* [Records for this task]
------------------------------------------------------------------------

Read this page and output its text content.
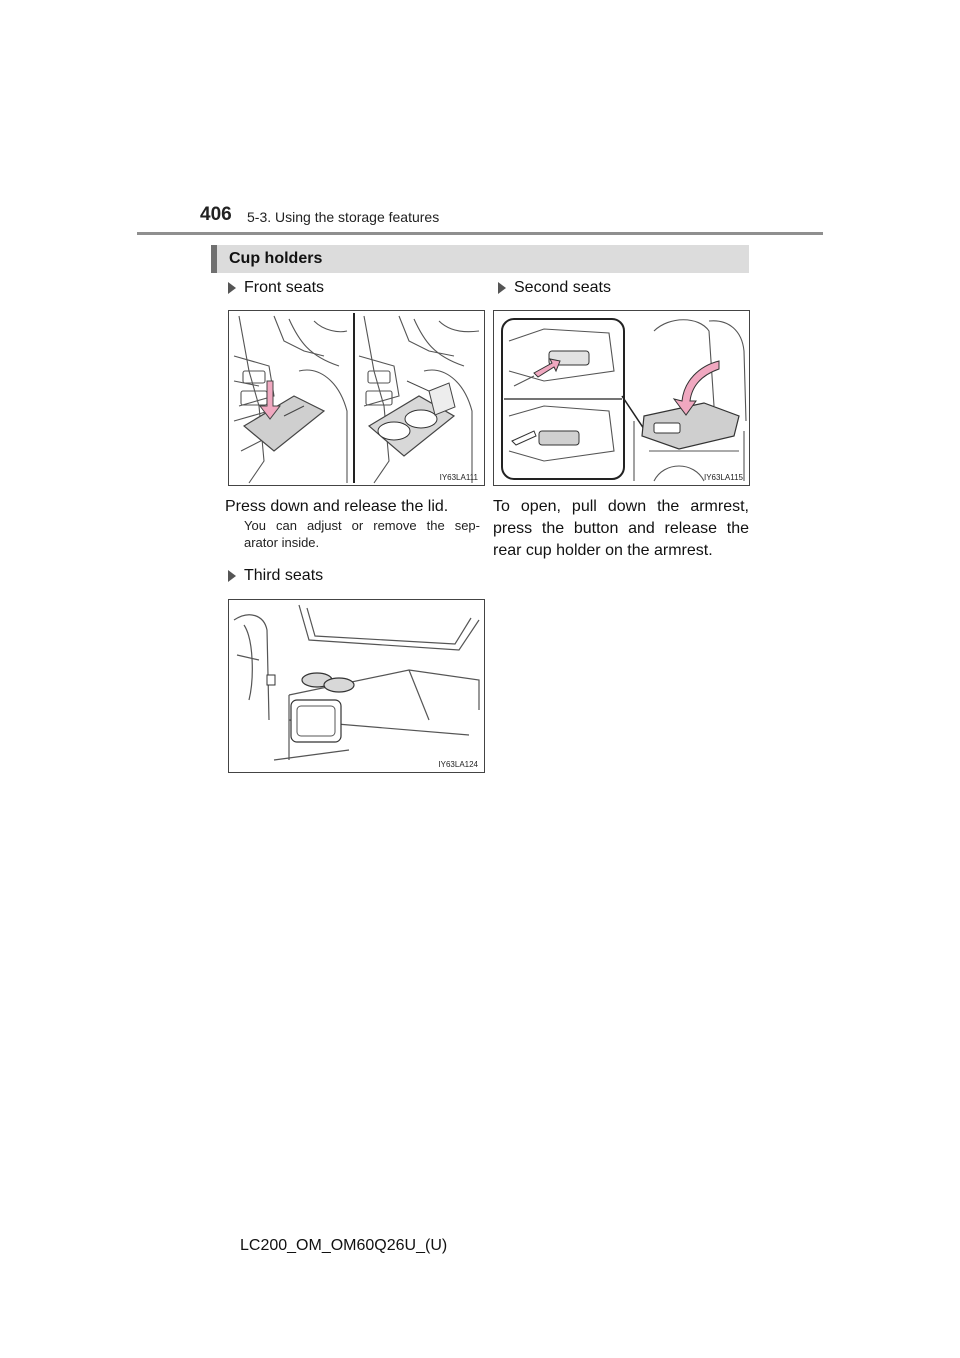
406 5-3. Using the storage features
Cup holders
Front seats	Second seats
IY63LA111	IY63LA115
Press down and release the lid.
You can adjust or remove the sep-
arator inside.
To open, pull down the armrest,
press the button and release the
rear cup holder on the armrest.
Third seats
IY63LA124
LC200_OM_OM60Q26U_(U)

------------------------------------------------------------------------

* [Written instruction] Using the material above, return every line exactly as it appears, minus the pictures.

* [Response below]
Read this page and output its text content.
406 5-3. Using the storage features
Cup holders
Front seats	Second seats
IY63LA111	IY63LA115
Press down and release the lid.
You can adjust or remove the sep-
arator inside.
To open, pull down the armrest,
press the button and release the
rear cup holder on the armrest.
Third seats
IY63LA124
LC200_OM_OM60Q26U_(U)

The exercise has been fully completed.